--- BEGIN DATASET ROWS ---
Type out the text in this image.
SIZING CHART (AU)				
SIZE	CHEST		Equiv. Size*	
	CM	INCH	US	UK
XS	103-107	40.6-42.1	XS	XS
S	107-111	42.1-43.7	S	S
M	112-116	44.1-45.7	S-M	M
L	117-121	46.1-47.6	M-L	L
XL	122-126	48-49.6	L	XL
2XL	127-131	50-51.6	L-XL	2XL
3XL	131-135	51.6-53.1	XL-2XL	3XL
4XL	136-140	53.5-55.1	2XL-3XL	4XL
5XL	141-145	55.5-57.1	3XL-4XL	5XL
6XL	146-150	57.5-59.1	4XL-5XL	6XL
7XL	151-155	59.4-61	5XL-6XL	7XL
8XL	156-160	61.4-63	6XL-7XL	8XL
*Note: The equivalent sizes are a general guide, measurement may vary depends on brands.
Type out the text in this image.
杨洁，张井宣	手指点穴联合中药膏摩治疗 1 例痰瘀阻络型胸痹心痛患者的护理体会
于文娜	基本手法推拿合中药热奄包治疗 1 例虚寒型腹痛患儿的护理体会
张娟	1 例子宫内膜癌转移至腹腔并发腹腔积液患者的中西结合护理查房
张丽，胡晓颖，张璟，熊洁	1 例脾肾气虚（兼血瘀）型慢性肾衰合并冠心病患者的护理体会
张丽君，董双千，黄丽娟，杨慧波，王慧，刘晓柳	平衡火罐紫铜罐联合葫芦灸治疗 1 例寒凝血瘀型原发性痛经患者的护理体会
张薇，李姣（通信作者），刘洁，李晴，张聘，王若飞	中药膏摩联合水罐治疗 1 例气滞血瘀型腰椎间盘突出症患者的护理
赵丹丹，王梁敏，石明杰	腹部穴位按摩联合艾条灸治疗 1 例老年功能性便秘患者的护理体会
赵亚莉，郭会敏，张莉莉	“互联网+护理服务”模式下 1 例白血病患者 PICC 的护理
--- END DATASET ROWS ---
### TASK INSTRUCTIONS
Repeat the material above in full, quoting it exactly.

### ANSWER IN FULL
Type out the text in this image.
SIZING CHART (AU)				
SIZE	CHEST		Equiv. Size*	
	CM	INCH	US	UK
XS	103-107	40.6-42.1	XS	XS
S	107-111	42.1-43.7	S	S
M	112-116	44.1-45.7	S-M	M
L	117-121	46.1-47.6	M-L	L
XL	122-126	48-49.6	L	XL
2XL	127-131	50-51.6	L-XL	2XL
3XL	131-135	51.6-53.1	XL-2XL	3XL
4XL	136-140	53.5-55.1	2XL-3XL	4XL
5XL	141-145	55.5-57.1	3XL-4XL	5XL
6XL	146-150	57.5-59.1	4XL-5XL	6XL
7XL	151-155	59.4-61	5XL-6XL	7XL
8XL	156-160	61.4-63	6XL-7XL	8XL
*Note: The equivalent sizes are a general guide, measurement may vary depends on brands.
Type out the text in this image.
杨洁，张井宣	手指点穴联合中药膏摩治疗 1 例痰瘀阻络型胸痹心痛患者的护理体会
于文娜	基本手法推拿合中药热奄包治疗 1 例虚寒型腹痛患儿的护理体会
张娟	1 例子宫内膜癌转移至腹腔并发腹腔积液患者的中西结合护理查房
张丽，胡晓颖，张璟，熊洁	1 例脾肾气虚（兼血瘀）型慢性肾衰合并冠心病患者的护理体会
张丽君，董双千，黄丽娟，杨慧波，王慧，刘晓柳	平衡火罐紫铜罐联合葫芦灸治疗 1 例寒凝血瘀型原发性痛经患者的护理体会
张薇，李姣（通信作者），刘洁，李晴，张聘，王若飞	中药膏摩联合水罐治疗 1 例气滞血瘀型腰椎间盘突出症患者的护理
赵丹丹，王梁敏，石明杰	腹部穴位按摩联合艾条灸治疗 1 例老年功能性便秘患者的护理体会
赵亚莉，郭会敏，张莉莉	“互联网+护理服务”模式下 1 例白血病患者 PICC 的护理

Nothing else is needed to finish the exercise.